Records to use
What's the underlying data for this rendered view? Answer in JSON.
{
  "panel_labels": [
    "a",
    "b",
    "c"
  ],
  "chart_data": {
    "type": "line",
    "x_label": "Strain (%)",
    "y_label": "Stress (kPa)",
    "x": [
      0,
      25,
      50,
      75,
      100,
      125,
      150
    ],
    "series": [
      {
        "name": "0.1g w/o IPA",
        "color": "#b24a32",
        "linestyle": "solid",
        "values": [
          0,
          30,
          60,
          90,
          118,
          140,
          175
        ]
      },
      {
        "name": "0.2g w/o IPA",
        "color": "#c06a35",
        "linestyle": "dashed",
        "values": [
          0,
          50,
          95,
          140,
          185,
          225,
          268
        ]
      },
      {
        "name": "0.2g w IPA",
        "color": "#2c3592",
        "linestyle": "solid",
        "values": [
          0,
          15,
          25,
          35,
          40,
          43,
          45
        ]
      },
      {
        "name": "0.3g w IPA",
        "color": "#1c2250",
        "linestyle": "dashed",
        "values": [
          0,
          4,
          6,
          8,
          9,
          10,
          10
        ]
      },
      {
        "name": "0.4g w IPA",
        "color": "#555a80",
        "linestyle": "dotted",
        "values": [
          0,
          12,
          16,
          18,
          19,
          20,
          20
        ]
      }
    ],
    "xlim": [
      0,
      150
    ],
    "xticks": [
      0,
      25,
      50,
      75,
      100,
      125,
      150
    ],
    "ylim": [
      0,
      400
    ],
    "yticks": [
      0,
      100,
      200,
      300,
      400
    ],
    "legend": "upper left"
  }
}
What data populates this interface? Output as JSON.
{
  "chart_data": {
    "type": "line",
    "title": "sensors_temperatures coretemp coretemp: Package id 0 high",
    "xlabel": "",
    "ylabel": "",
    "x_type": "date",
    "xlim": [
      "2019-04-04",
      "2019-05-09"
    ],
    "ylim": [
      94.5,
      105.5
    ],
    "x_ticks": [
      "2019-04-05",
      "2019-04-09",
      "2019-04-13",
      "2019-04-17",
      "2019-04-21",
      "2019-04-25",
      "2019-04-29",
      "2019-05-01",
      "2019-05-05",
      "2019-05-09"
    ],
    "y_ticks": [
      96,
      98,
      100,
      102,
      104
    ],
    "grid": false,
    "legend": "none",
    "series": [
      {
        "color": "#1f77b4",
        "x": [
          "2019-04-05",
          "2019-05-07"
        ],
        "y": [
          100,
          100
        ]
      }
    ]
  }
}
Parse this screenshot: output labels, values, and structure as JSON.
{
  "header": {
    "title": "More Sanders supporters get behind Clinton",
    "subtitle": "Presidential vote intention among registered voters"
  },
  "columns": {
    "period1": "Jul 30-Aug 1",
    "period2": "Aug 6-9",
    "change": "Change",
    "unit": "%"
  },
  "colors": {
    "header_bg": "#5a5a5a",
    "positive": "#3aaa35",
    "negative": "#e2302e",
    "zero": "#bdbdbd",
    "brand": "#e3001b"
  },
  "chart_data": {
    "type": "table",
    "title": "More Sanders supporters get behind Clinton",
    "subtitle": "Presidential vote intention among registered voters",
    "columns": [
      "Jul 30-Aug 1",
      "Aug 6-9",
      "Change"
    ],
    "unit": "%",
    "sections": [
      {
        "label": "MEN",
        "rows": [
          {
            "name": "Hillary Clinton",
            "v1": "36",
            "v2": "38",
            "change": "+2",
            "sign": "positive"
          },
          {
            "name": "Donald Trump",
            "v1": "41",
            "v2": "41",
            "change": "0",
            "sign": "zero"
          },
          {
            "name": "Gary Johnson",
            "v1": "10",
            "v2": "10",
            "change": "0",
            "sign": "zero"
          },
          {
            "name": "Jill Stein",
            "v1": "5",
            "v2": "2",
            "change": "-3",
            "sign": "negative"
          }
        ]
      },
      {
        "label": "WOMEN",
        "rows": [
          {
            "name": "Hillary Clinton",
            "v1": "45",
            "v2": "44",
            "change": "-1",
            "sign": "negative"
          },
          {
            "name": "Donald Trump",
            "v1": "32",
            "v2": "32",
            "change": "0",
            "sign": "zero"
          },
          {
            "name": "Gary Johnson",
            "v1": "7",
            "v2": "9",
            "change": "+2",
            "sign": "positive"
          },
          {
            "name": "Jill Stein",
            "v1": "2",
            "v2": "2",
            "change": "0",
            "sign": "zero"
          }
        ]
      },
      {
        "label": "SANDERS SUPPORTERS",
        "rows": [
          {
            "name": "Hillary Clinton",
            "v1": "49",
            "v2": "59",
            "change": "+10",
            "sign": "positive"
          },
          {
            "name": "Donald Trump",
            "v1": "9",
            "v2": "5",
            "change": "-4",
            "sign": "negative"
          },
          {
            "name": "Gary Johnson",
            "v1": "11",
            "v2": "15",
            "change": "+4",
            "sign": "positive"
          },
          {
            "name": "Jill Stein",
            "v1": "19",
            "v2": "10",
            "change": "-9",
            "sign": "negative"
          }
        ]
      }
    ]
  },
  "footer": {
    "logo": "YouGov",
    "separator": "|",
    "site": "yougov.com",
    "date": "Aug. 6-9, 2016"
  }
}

Instruction
Locate all lines that include the word "among" and copy them out.

Task output
    "subtitle": "Presidential vote intention among registered voters"
    "subtitle": "Presidential vote intention among registered voters",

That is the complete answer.